*** The input ***

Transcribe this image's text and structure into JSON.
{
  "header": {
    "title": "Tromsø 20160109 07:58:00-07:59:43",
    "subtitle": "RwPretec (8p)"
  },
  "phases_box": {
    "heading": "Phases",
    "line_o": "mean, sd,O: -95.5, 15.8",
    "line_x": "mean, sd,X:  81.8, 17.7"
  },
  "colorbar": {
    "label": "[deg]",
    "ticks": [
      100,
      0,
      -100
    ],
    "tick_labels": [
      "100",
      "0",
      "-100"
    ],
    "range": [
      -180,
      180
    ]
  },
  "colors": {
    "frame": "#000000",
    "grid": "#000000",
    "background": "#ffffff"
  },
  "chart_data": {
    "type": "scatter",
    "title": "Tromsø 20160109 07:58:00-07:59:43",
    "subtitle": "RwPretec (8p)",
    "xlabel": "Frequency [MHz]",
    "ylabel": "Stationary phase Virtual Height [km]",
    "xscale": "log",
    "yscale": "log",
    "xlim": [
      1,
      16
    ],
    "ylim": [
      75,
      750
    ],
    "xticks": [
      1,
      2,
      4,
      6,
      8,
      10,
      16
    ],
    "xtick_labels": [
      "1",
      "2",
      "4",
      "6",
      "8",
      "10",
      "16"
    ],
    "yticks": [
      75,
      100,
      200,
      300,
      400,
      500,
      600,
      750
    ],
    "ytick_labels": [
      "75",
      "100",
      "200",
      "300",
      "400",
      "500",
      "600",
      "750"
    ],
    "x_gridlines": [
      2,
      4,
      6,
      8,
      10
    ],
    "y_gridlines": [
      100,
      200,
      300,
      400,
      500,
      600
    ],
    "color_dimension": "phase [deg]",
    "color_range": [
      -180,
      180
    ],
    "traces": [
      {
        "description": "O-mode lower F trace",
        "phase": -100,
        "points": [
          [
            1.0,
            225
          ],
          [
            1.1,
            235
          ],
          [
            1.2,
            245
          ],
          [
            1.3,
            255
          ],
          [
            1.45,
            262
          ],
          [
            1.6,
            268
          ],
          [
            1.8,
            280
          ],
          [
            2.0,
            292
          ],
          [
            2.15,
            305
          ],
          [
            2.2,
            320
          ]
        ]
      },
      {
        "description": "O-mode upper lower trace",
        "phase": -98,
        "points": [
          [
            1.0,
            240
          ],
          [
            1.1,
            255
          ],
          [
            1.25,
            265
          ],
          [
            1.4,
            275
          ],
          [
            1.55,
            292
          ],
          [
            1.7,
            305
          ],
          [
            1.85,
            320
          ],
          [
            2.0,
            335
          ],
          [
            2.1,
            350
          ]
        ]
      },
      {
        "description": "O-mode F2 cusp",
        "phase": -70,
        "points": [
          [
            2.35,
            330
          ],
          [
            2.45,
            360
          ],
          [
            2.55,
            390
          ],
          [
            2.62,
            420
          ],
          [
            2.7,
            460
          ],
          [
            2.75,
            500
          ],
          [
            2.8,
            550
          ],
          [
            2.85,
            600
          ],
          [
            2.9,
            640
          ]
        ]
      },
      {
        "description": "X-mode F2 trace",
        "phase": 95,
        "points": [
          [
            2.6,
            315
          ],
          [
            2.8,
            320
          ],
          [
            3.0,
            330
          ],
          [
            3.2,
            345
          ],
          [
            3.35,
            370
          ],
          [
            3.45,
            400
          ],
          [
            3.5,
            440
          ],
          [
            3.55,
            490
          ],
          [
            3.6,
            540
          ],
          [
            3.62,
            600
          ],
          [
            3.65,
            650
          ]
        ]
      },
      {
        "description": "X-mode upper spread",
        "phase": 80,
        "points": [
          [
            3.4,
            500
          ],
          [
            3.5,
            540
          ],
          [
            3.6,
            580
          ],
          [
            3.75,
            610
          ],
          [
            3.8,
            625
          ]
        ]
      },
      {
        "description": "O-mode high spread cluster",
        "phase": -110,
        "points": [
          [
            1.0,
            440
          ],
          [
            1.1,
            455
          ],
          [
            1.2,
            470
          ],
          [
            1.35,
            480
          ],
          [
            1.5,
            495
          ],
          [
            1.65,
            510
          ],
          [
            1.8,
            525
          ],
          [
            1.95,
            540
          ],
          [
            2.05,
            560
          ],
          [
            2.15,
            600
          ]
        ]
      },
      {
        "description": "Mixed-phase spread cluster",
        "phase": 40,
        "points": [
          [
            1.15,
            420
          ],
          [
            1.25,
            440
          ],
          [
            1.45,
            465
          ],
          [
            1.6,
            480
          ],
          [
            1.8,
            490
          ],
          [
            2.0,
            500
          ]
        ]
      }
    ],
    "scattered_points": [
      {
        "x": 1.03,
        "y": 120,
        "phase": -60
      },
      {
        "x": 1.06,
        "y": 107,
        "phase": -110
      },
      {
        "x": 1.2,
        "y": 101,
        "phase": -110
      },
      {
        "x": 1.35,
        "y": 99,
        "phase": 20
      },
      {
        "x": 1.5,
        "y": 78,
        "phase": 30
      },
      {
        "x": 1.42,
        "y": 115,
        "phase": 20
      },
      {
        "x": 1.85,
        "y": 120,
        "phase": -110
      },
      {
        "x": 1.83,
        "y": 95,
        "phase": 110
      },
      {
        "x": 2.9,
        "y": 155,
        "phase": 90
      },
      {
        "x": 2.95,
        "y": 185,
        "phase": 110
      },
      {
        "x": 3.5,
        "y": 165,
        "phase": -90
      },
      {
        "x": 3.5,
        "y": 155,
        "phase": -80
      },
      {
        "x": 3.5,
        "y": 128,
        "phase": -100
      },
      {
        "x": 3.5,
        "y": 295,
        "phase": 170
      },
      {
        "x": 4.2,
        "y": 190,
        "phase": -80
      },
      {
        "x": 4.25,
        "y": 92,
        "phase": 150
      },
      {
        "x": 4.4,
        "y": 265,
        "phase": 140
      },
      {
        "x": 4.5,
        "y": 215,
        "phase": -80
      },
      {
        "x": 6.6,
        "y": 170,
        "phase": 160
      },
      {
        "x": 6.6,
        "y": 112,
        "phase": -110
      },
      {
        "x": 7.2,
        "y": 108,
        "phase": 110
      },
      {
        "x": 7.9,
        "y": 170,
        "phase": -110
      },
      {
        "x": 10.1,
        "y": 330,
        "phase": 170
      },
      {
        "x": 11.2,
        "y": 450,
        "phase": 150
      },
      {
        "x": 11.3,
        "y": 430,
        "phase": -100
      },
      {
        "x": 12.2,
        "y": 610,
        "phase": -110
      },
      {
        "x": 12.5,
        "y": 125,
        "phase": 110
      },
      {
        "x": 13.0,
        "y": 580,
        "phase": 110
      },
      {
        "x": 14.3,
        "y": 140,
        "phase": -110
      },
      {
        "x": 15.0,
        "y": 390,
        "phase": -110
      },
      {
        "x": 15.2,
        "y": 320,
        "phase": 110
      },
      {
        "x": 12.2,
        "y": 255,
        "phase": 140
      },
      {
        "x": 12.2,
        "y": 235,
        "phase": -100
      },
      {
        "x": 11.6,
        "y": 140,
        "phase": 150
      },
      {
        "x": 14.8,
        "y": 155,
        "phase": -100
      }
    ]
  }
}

***

__Aim__
Without omitting anything, output the entries exactly.

__Reply__
Transcribe this image's text and structure into JSON.
{
  "header": {
    "title": "Tromsø 20160109 07:58:00-07:59:43",
    "subtitle": "RwPretec (8p)"
  },
  "phases_box": {
    "heading": "Phases",
    "line_o": "mean, sd,O: -95.5, 15.8",
    "line_x": "mean, sd,X:  81.8, 17.7"
  },
  "colorbar": {
    "label": "[deg]",
    "ticks": [
      100,
      0,
      -100
    ],
    "tick_labels": [
      "100",
      "0",
      "-100"
    ],
    "range": [
      -180,
      180
    ]
  },
  "colors": {
    "frame": "#000000",
    "grid": "#000000",
    "background": "#ffffff"
  },
  "chart_data": {
    "type": "scatter",
    "title": "Tromsø 20160109 07:58:00-07:59:43",
    "subtitle": "RwPretec (8p)",
    "xlabel": "Frequency [MHz]",
    "ylabel": "Stationary phase Virtual Height [km]",
    "xscale": "log",
    "yscale": "log",
    "xlim": [
      1,
      16
    ],
    "ylim": [
      75,
      750
    ],
    "xticks": [
      1,
      2,
      4,
      6,
      8,
      10,
      16
    ],
    "xtick_labels": [
      "1",
      "2",
      "4",
      "6",
      "8",
      "10",
      "16"
    ],
    "yticks": [
      75,
      100,
      200,
      300,
      400,
      500,
      600,
      750
    ],
    "ytick_labels": [
      "75",
      "100",
      "200",
      "300",
      "400",
      "500",
      "600",
      "750"
    ],
    "x_gridlines": [
      2,
      4,
      6,
      8,
      10
    ],
    "y_gridlines": [
      100,
      200,
      300,
      400,
      500,
      600
    ],
    "color_dimension": "phase [deg]",
    "color_range": [
      -180,
      180
    ],
    "traces": [
      {
        "description": "O-mode lower F trace",
        "phase": -100,
        "points": [
          [
            1.0,
            225
          ],
          [
            1.1,
            235
          ],
          [
            1.2,
            245
          ],
          [
            1.3,
            255
          ],
          [
            1.45,
            262
          ],
          [
            1.6,
            268
          ],
          [
            1.8,
            280
          ],
          [
            2.0,
            292
          ],
          [
            2.15,
            305
          ],
          [
            2.2,
            320
          ]
        ]
      },
      {
        "description": "O-mode upper lower trace",
        "phase": -98,
        "points": [
          [
            1.0,
            240
          ],
          [
            1.1,
            255
          ],
          [
            1.25,
            265
          ],
          [
            1.4,
            275
          ],
          [
            1.55,
            292
          ],
          [
            1.7,
            305
          ],
          [
            1.85,
            320
          ],
          [
            2.0,
            335
          ],
          [
            2.1,
            350
          ]
        ]
      },
      {
        "description": "O-mode F2 cusp",
        "phase": -70,
        "points": [
          [
            2.35,
            330
          ],
          [
            2.45,
            360
          ],
          [
            2.55,
            390
          ],
          [
            2.62,
            420
          ],
          [
            2.7,
            460
          ],
          [
            2.75,
            500
          ],
          [
            2.8,
            550
          ],
          [
            2.85,
            600
          ],
          [
            2.9,
            640
          ]
        ]
      },
      {
        "description": "X-mode F2 trace",
        "phase": 95,
        "points": [
          [
            2.6,
            315
          ],
          [
            2.8,
            320
          ],
          [
            3.0,
            330
          ],
          [
            3.2,
            345
          ],
          [
            3.35,
            370
          ],
          [
            3.45,
            400
          ],
          [
            3.5,
            440
          ],
          [
            3.55,
            490
          ],
          [
            3.6,
            540
          ],
          [
            3.62,
            600
          ],
          [
            3.65,
            650
          ]
        ]
      },
      {
        "description": "X-mode upper spread",
        "phase": 80,
        "points": [
          [
            3.4,
            500
          ],
          [
            3.5,
            540
          ],
          [
            3.6,
            580
          ],
          [
            3.75,
            610
          ],
          [
            3.8,
            625
          ]
        ]
      },
      {
        "description": "O-mode high spread cluster",
        "phase": -110,
        "points": [
          [
            1.0,
            440
          ],
          [
            1.1,
            455
          ],
          [
            1.2,
            470
          ],
          [
            1.35,
            480
          ],
          [
            1.5,
            495
          ],
          [
            1.65,
            510
          ],
          [
            1.8,
            525
          ],
          [
            1.95,
            540
          ],
          [
            2.05,
            560
          ],
          [
            2.15,
            600
          ]
        ]
      },
      {
        "description": "Mixed-phase spread cluster",
        "phase": 40,
        "points": [
          [
            1.15,
            420
          ],
          [
            1.25,
            440
          ],
          [
            1.45,
            465
          ],
          [
            1.6,
            480
          ],
          [
            1.8,
            490
          ],
          [
            2.0,
            500
          ]
        ]
      }
    ],
    "scattered_points": [
      {
        "x": 1.03,
        "y": 120,
        "phase": -60
      },
      {
        "x": 1.06,
        "y": 107,
        "phase": -110
      },
      {
        "x": 1.2,
        "y": 101,
        "phase": -110
      },
      {
        "x": 1.35,
        "y": 99,
        "phase": 20
      },
      {
        "x": 1.5,
        "y": 78,
        "phase": 30
      },
      {
        "x": 1.42,
        "y": 115,
        "phase": 20
      },
      {
        "x": 1.85,
        "y": 120,
        "phase": -110
      },
      {
        "x": 1.83,
        "y": 95,
        "phase": 110
      },
      {
        "x": 2.9,
        "y": 155,
        "phase": 90
      },
      {
        "x": 2.95,
        "y": 185,
        "phase": 110
      },
      {
        "x": 3.5,
        "y": 165,
        "phase": -90
      },
      {
        "x": 3.5,
        "y": 155,
        "phase": -80
      },
      {
        "x": 3.5,
        "y": 128,
        "phase": -100
      },
      {
        "x": 3.5,
        "y": 295,
        "phase": 170
      },
      {
        "x": 4.2,
        "y": 190,
        "phase": -80
      },
      {
        "x": 4.25,
        "y": 92,
        "phase": 150
      },
      {
        "x": 4.4,
        "y": 265,
        "phase": 140
      },
      {
        "x": 4.5,
        "y": 215,
        "phase": -80
      },
      {
        "x": 6.6,
        "y": 170,
        "phase": 160
      },
      {
        "x": 6.6,
        "y": 112,
        "phase": -110
      },
      {
        "x": 7.2,
        "y": 108,
        "phase": 110
      },
      {
        "x": 7.9,
        "y": 170,
        "phase": -110
      },
      {
        "x": 10.1,
        "y": 330,
        "phase": 170
      },
      {
        "x": 11.2,
        "y": 450,
        "phase": 150
      },
      {
        "x": 11.3,
        "y": 430,
        "phase": -100
      },
      {
        "x": 12.2,
        "y": 610,
        "phase": -110
      },
      {
        "x": 12.5,
        "y": 125,
        "phase": 110
      },
      {
        "x": 13.0,
        "y": 580,
        "phase": 110
      },
      {
        "x": 14.3,
        "y": 140,
        "phase": -110
      },
      {
        "x": 15.0,
        "y": 390,
        "phase": -110
      },
      {
        "x": 15.2,
        "y": 320,
        "phase": 110
      },
      {
        "x": 12.2,
        "y": 255,
        "phase": 140
      },
      {
        "x": 12.2,
        "y": 235,
        "phase": -100
      },
      {
        "x": 11.6,
        "y": 140,
        "phase": 150
      },
      {
        "x": 14.8,
        "y": 155,
        "phase": -100
      }
    ]
  }
}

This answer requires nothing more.